>>>

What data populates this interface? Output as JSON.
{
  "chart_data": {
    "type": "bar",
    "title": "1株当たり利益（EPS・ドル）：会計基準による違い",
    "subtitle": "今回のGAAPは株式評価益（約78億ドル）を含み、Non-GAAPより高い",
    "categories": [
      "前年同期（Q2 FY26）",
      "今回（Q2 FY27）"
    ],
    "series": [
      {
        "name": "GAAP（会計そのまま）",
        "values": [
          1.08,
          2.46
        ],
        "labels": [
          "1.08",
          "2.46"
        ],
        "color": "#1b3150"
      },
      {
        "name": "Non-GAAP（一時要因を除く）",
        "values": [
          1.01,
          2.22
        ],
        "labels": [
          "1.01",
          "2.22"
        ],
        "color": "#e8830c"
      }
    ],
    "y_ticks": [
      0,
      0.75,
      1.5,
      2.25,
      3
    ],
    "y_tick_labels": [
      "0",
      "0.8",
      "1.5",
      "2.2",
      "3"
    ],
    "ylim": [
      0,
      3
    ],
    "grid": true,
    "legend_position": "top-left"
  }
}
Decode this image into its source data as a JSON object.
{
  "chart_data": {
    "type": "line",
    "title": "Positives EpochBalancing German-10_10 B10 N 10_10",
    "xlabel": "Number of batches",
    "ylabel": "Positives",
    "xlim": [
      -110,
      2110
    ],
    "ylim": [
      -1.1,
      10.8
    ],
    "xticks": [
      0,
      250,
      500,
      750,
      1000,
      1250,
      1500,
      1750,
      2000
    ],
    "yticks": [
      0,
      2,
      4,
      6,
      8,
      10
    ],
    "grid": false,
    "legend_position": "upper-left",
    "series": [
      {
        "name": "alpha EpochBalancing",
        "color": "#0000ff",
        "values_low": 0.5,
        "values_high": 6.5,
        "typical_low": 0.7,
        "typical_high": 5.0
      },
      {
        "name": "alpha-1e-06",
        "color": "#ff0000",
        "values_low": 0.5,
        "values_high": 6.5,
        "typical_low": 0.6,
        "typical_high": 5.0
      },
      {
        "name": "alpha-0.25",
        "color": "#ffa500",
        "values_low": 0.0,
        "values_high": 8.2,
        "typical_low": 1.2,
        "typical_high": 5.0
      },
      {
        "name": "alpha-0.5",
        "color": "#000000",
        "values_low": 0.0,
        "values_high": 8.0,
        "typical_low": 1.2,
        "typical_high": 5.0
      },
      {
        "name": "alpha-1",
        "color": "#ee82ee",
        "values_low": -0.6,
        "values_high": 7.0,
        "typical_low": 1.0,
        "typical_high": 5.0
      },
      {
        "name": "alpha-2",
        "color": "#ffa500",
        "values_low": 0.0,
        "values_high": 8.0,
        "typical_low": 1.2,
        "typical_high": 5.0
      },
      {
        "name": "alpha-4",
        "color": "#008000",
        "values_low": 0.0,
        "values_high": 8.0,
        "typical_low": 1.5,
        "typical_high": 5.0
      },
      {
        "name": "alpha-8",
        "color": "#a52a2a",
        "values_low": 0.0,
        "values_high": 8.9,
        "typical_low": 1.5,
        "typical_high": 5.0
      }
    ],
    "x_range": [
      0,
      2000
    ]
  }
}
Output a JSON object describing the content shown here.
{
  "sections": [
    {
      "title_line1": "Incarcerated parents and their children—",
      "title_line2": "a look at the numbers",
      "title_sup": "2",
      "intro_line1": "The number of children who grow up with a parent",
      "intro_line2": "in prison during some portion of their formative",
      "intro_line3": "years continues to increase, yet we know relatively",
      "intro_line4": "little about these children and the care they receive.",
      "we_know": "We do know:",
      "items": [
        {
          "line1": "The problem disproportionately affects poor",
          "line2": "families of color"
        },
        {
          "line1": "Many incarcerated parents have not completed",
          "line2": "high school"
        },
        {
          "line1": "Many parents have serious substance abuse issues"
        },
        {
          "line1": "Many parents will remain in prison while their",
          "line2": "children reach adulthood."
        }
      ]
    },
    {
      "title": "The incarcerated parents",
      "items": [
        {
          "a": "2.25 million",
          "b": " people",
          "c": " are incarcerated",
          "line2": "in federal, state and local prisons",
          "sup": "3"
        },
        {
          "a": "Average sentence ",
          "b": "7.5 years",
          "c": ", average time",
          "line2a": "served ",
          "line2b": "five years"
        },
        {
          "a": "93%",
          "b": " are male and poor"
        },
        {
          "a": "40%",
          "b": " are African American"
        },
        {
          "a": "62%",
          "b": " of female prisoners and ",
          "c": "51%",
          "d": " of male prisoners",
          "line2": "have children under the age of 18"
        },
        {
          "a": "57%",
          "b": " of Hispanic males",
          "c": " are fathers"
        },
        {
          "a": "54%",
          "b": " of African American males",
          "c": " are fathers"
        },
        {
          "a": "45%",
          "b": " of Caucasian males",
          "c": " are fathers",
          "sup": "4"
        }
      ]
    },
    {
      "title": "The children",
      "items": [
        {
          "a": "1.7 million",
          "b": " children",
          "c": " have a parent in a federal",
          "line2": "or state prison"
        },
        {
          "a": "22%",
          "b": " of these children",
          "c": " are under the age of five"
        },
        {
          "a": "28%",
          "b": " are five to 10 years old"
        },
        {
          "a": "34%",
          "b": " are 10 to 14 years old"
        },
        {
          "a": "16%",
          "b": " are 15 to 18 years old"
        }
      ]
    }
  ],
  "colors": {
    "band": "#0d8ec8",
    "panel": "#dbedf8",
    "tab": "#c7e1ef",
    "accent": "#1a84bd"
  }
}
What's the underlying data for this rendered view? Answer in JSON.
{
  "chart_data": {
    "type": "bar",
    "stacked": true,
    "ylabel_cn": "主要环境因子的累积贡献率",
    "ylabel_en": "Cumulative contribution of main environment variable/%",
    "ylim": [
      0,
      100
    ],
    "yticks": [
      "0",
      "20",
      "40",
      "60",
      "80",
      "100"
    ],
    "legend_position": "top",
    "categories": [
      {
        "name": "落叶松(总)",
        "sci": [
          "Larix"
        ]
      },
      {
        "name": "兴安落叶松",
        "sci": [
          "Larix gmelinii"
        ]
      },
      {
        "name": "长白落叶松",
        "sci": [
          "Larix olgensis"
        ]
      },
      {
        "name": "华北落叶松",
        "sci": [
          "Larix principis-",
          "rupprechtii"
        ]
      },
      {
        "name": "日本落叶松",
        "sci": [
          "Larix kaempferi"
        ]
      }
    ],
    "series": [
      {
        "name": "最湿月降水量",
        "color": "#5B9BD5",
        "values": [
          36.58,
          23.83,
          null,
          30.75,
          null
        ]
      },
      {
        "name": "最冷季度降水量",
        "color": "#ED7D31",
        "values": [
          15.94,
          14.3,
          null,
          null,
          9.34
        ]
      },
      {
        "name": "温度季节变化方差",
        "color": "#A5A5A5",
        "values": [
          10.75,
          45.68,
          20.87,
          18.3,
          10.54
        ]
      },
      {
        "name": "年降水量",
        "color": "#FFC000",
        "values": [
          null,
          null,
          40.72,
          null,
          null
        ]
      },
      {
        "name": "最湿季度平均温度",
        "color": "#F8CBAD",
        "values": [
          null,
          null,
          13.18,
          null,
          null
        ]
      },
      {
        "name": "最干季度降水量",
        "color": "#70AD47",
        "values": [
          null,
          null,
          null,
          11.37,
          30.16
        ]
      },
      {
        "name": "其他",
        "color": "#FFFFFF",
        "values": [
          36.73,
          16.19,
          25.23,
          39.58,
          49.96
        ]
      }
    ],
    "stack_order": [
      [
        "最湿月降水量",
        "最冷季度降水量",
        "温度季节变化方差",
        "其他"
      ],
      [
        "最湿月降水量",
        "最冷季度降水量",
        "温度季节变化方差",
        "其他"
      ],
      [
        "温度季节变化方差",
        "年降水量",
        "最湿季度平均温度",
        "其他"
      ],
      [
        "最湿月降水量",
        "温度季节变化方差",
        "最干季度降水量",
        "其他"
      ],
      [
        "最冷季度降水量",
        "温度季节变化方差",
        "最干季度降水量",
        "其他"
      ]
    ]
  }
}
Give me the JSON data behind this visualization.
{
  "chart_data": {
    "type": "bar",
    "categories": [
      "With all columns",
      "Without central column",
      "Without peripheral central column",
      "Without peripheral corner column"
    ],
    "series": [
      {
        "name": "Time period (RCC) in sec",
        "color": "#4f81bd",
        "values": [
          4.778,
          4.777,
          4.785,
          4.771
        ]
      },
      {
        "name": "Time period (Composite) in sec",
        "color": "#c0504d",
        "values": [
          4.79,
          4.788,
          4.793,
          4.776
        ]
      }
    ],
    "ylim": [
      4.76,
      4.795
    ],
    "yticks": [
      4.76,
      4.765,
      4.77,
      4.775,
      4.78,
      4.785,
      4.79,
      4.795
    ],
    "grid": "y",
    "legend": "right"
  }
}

<<<

_SHORT TASK:_
Everything from the line containing "Give me the" through the last line of the records must be given again exactly; leave out all other lines.

_ANSWER FOR THIS EXERCISE:_
Give me the JSON data behind this visualization.
{
  "chart_data": {
    "type": "bar",
    "categories": [
      "With all columns",
      "Without central column",
      "Without peripheral central column",
      "Without peripheral corner column"
    ],
    "series": [
      {
        "name": "Time period (RCC) in sec",
        "color": "#4f81bd",
        "values": [
          4.778,
          4.777,
          4.785,
          4.771
        ]
      },
      {
        "name": "Time period (Composite) in sec",
        "color": "#c0504d",
        "values": [
          4.79,
          4.788,
          4.793,
          4.776
        ]
      }
    ],
    "ylim": [
      4.76,
      4.795
    ],
    "yticks": [
      4.76,
      4.765,
      4.77,
      4.775,
      4.78,
      4.785,
      4.79,
      4.795
    ],
    "grid": "y",
    "legend": "right"
  }
}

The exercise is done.